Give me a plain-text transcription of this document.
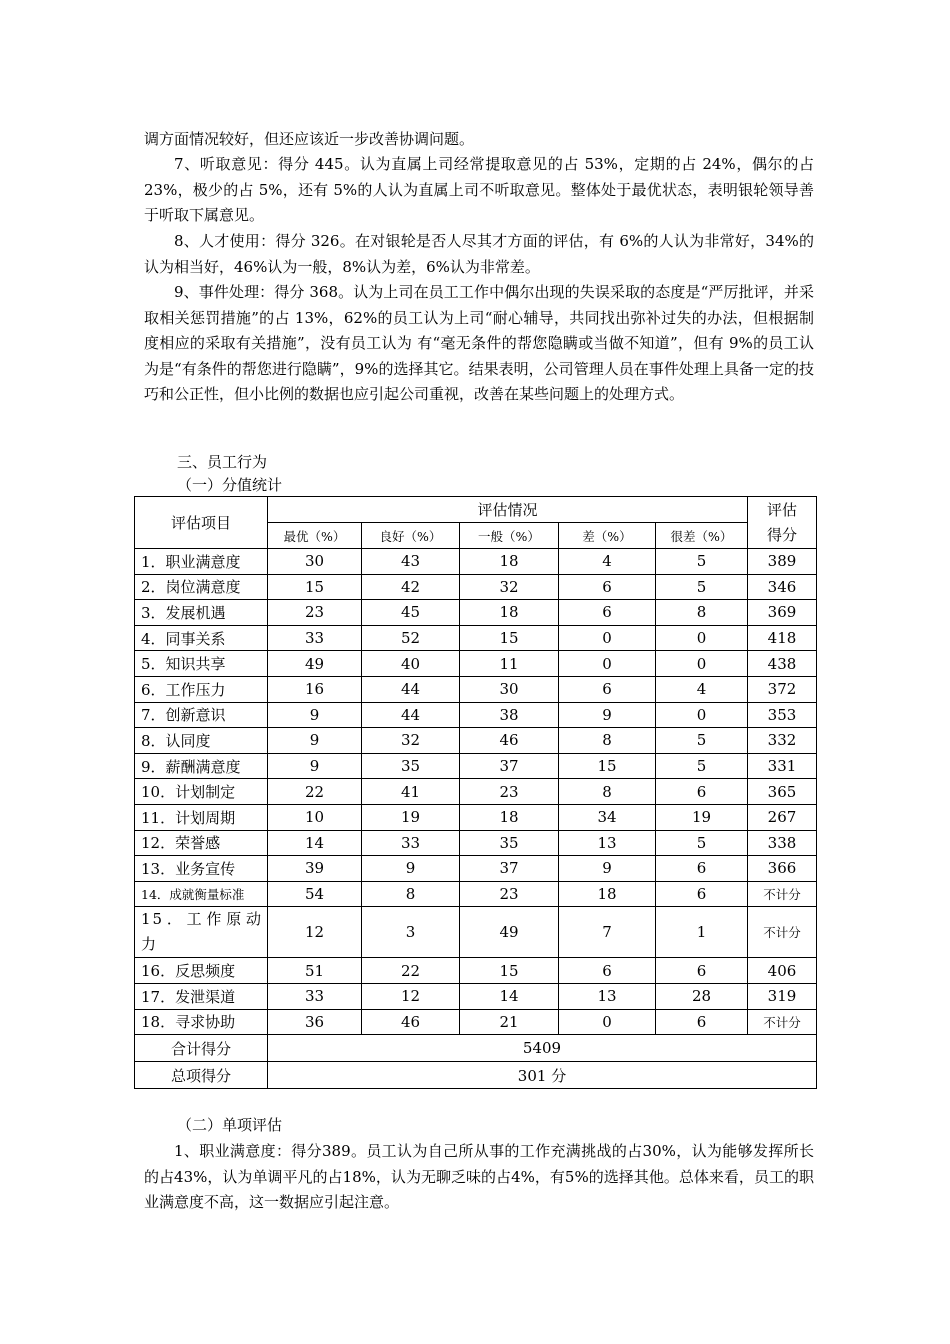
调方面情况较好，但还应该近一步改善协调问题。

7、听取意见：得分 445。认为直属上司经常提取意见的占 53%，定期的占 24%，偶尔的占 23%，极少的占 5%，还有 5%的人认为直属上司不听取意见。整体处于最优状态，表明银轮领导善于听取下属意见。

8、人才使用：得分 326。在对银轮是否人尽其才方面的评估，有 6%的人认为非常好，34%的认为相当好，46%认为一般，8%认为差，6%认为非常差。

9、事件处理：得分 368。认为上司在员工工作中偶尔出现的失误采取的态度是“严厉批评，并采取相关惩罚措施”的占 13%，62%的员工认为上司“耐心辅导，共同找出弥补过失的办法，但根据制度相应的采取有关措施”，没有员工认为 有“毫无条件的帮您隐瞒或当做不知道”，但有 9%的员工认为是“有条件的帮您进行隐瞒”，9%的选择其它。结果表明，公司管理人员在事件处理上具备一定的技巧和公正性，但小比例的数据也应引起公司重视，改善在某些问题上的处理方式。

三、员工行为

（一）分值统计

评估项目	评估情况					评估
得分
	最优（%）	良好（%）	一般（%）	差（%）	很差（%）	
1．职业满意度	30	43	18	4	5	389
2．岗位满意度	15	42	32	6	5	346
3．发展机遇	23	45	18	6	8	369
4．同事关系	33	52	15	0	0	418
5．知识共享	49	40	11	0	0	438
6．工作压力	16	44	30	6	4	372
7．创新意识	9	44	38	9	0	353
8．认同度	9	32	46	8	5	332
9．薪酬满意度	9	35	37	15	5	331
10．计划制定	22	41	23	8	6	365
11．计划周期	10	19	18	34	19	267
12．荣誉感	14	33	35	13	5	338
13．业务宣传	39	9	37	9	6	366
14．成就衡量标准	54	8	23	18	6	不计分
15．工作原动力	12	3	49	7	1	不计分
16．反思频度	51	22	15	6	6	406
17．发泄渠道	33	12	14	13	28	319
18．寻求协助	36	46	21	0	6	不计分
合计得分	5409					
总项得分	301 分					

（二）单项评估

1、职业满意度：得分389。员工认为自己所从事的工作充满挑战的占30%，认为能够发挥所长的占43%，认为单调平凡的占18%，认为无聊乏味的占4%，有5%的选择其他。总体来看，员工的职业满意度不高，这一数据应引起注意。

===============

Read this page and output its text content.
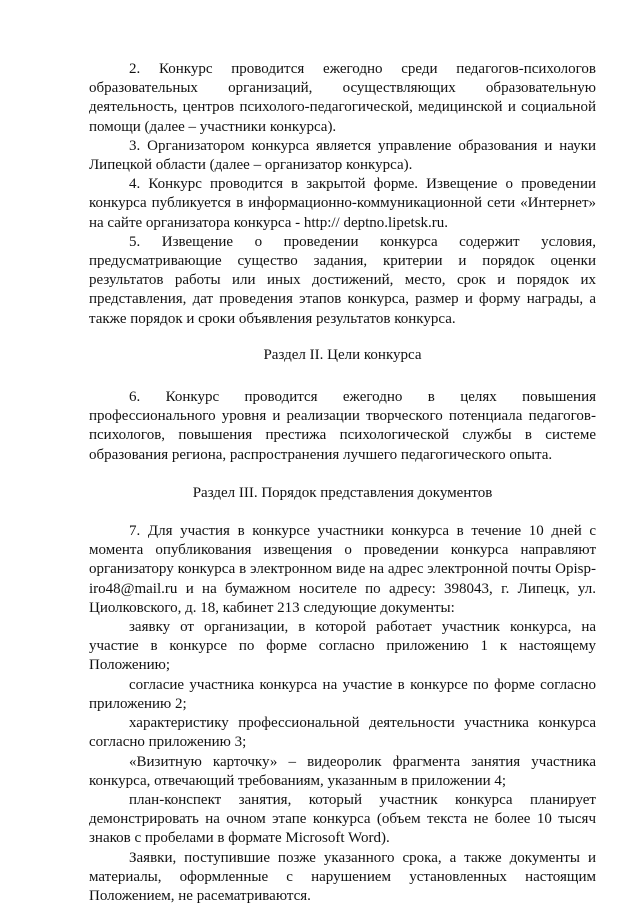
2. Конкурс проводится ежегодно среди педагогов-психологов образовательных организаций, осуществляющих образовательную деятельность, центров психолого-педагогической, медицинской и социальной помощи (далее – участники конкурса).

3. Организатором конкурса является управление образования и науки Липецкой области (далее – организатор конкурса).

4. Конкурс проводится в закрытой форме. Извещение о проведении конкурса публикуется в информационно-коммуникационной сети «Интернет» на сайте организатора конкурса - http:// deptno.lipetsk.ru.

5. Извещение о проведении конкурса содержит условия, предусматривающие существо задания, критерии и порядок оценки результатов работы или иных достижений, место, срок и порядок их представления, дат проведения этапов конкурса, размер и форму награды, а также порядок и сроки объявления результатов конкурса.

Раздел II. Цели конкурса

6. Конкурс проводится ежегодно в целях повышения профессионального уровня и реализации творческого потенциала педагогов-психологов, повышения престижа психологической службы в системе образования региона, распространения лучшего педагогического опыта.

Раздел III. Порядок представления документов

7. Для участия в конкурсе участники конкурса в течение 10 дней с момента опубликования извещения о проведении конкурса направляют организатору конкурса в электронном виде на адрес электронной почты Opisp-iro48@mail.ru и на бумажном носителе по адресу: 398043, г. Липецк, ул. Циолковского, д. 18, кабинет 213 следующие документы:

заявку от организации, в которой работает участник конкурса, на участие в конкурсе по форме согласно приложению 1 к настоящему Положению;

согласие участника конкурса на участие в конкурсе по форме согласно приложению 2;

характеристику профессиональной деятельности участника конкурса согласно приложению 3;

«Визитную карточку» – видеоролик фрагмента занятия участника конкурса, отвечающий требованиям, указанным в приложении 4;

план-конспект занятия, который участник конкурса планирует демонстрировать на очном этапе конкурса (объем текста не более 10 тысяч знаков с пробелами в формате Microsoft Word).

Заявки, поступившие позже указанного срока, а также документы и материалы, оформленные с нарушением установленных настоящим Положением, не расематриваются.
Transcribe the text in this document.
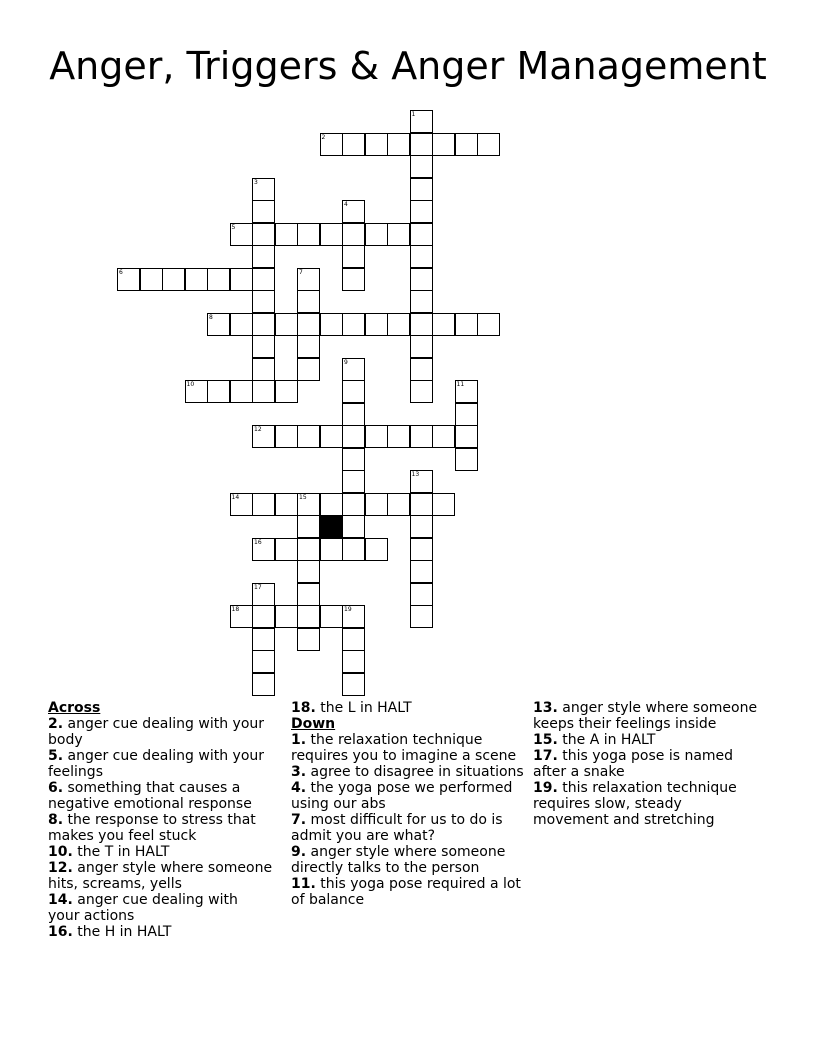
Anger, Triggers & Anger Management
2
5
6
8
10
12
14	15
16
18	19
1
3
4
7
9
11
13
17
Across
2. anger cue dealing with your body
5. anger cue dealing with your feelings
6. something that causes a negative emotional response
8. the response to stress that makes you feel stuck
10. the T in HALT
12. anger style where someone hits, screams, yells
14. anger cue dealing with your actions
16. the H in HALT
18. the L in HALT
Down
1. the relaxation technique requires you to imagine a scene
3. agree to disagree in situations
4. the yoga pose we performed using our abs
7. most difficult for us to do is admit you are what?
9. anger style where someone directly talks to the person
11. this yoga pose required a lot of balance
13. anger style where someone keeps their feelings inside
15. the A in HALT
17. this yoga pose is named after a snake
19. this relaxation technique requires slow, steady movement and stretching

===============

WORK REQUIRED -
Only the number should be given: how many lines of the data contain the word "that"?

RESULT FOR THIS TASK -
2